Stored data
::::::
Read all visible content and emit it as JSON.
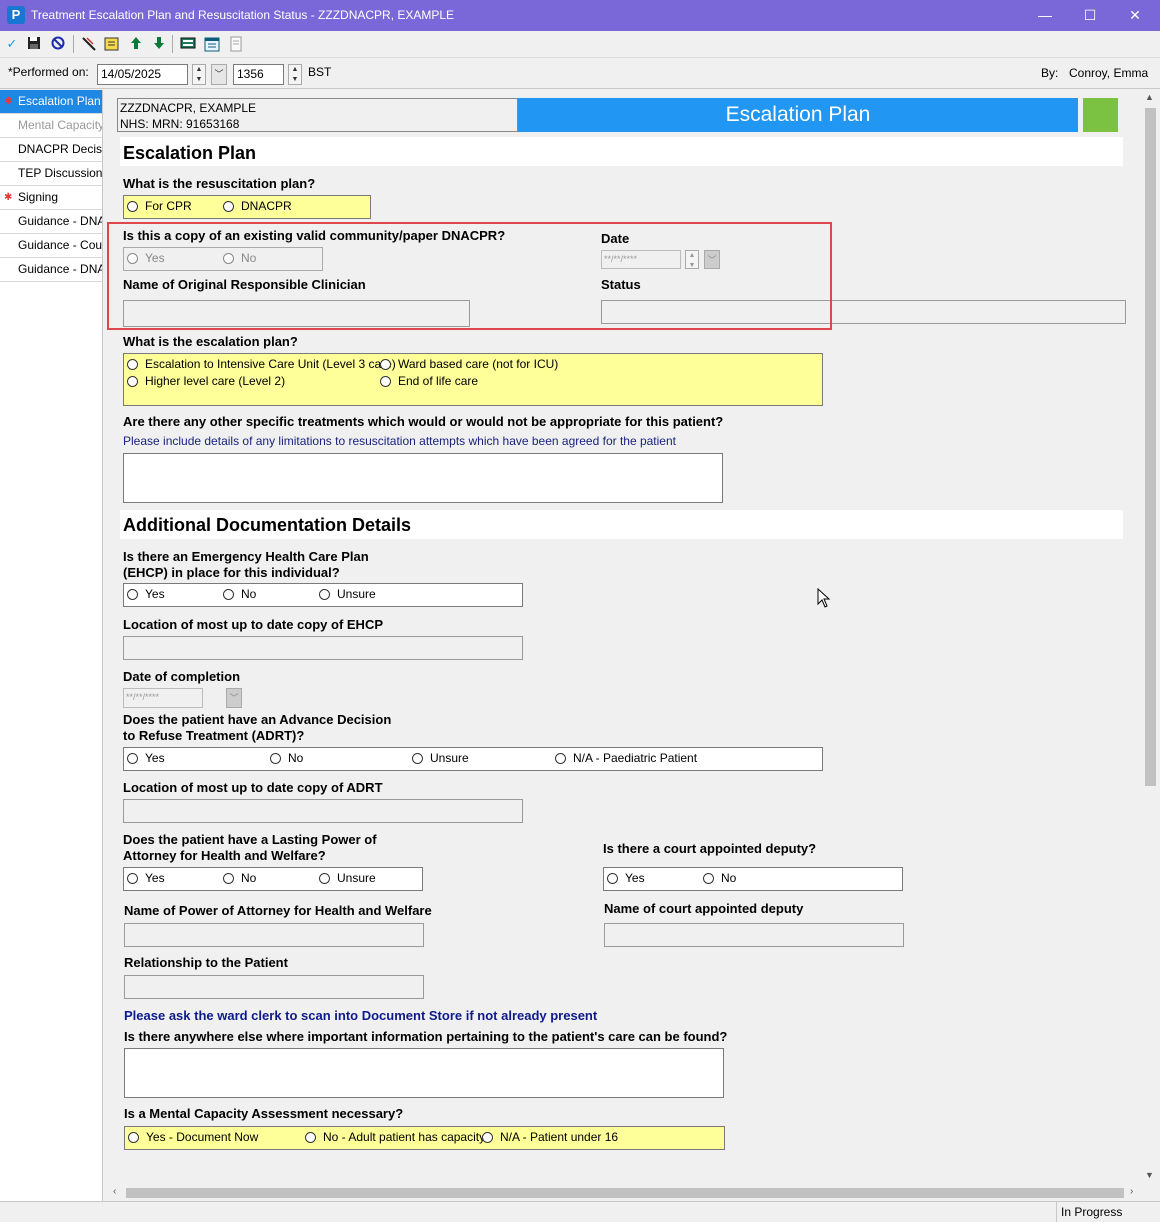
{
  "window": {
    "app_icon": "P",
    "title": "Treatment Escalation Plan and Resuscitation Status - ZZZDNACPR, EXAMPLE",
    "minimize": "—",
    "maximize": "☐",
    "close": "✕"
  },
  "toolbar": {
    "icons": [
      "checkmark-icon",
      "save-icon",
      "cancel-icon",
      "pen-icon",
      "note-icon",
      "arrow-up-icon",
      "arrow-down-icon",
      "keyboard-icon",
      "calendar-icon",
      "document-icon"
    ]
  },
  "performed": {
    "label": "*Performed on:",
    "date": "14/05/2025",
    "time": "1356",
    "tz": "BST",
    "by_label": "By:",
    "by_value": "Conroy, Emma"
  },
  "sidebar": {
    "items": [
      {
        "label": "Escalation Plan",
        "star": "✱",
        "state": "active"
      },
      {
        "label": "Mental Capacity A",
        "star": "",
        "state": "disabled"
      },
      {
        "label": "DNACPR Decision",
        "star": "",
        "state": "normal"
      },
      {
        "label": "TEP Discussion",
        "star": "",
        "state": "normal"
      },
      {
        "label": "Signing",
        "star": "✱",
        "state": "normal"
      },
      {
        "label": "Guidance - DNAC",
        "star": "",
        "state": "normal"
      },
      {
        "label": "Guidance - Count",
        "star": "",
        "state": "normal"
      },
      {
        "label": "Guidance - DNAC",
        "star": "",
        "state": "normal"
      }
    ]
  },
  "banner": {
    "patient_name": "ZZZDNACPR, EXAMPLE",
    "patient_ids": "NHS:   MRN: 91653168",
    "title": "Escalation Plan",
    "accent": "#2196f3",
    "status_color": "#7cc242"
  },
  "section1": {
    "header": "Escalation Plan",
    "resus_q": "What is the resuscitation plan?",
    "resus_opts": [
      "For CPR",
      "DNACPR"
    ],
    "copy_q": "Is this a copy of an existing valid community/paper DNACPR?",
    "copy_opts": [
      "Yes",
      "No"
    ],
    "date_label": "Date",
    "date_placeholder": "**/**/****",
    "clinician_label": "Name of Original Responsible Clinician",
    "status_label": "Status",
    "escal_q": "What is the escalation plan?",
    "escal_opts": [
      "Escalation to Intensive Care Unit (Level 3 care)",
      "Ward based care (not for ICU)",
      "Higher level care (Level 2)",
      "End of life care"
    ],
    "treat_q": "Are there any other specific treatments which would or would not be appropriate for this patient?",
    "treat_hint": "Please include details of any limitations to resuscitation attempts which have been agreed for the patient"
  },
  "section2": {
    "header": "Additional Documentation Details",
    "ehcp_q1": "Is there an Emergency Health Care Plan",
    "ehcp_q2": "(EHCP) in place for this individual?",
    "ehcp_opts": [
      "Yes",
      "No",
      "Unsure"
    ],
    "ehcp_loc": "Location of most up to date copy of EHCP",
    "date_completion": "Date of completion",
    "date_placeholder": "**/**/****",
    "adrt_q1": "Does the patient have an Advance Decision",
    "adrt_q2": "to Refuse Treatment (ADRT)?",
    "adrt_opts": [
      "Yes",
      "No",
      "Unsure",
      "N/A - Paediatric Patient"
    ],
    "adrt_loc": "Location of most up to date copy of ADRT",
    "lpa_q1": "Does the patient have a Lasting Power of",
    "lpa_q2": "Attorney for Health and Welfare?",
    "lpa_opts": [
      "Yes",
      "No",
      "Unsure"
    ],
    "deputy_q": "Is there a court appointed deputy?",
    "deputy_opts": [
      "Yes",
      "No"
    ],
    "poa_name": "Name of Power of Attorney for Health and Welfare",
    "deputy_name": "Name of court appointed deputy",
    "relationship": "Relationship to the Patient",
    "scan_hint": "Please ask the ward clerk to scan into Document Store if not already present",
    "other_info_q": "Is there anywhere else where important information pertaining to the patient's care can be found?",
    "mca_q": "Is a Mental Capacity Assessment necessary?",
    "mca_opts": [
      "Yes - Document Now",
      "No - Adult patient has capacity",
      "N/A - Patient under 16"
    ]
  },
  "status": {
    "text": "In Progress"
  }
}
::::::
§ **Problem requirements**: Extract every line that has the string "Power" in it.

§ **Full solution**:
    "lpa_q1": "Does the patient have a Lasting Power of",
    "poa_name": "Name of Power of Attorney for Health and Welfare",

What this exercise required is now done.